What to work on => Could you repeat the records below exactly, leaving out any pictures?
====== Given data
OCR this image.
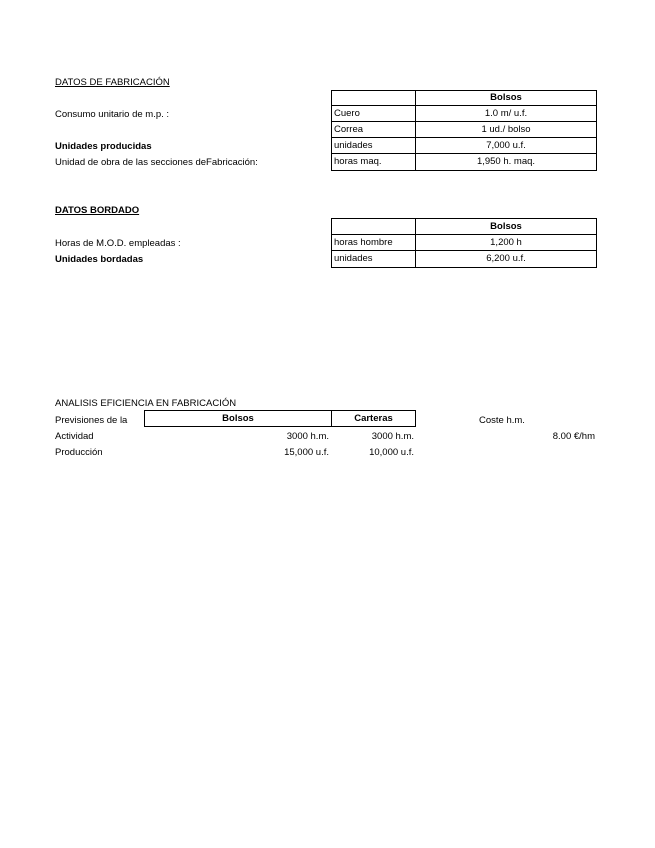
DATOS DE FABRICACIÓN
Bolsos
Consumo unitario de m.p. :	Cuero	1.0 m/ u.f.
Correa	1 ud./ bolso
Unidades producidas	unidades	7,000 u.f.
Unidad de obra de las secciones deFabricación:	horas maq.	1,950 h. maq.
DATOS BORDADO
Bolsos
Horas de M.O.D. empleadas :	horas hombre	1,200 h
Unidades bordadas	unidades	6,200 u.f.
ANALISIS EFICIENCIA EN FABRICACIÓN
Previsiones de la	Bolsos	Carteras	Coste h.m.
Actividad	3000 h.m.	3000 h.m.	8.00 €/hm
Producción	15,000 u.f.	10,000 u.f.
============
Worked answer =>
OCR this image.
DATOS DE FABRICACIÓN
Bolsos
Consumo unitario de m.p. :	Cuero	1.0 m/ u.f.
Correa	1 ud./ bolso
Unidades producidas	unidades	7,000 u.f.
Unidad de obra de las secciones deFabricación:	horas maq.	1,950 h. maq.
DATOS BORDADO
Bolsos
Horas de M.O.D. empleadas :	horas hombre	1,200 h
Unidades bordadas	unidades	6,200 u.f.
ANALISIS EFICIENCIA EN FABRICACIÓN
Previsiones de la	Bolsos	Carteras	Coste h.m.
Actividad	3000 h.m.	3000 h.m.	8.00 €/hm
Producción	15,000 u.f.	10,000 u.f.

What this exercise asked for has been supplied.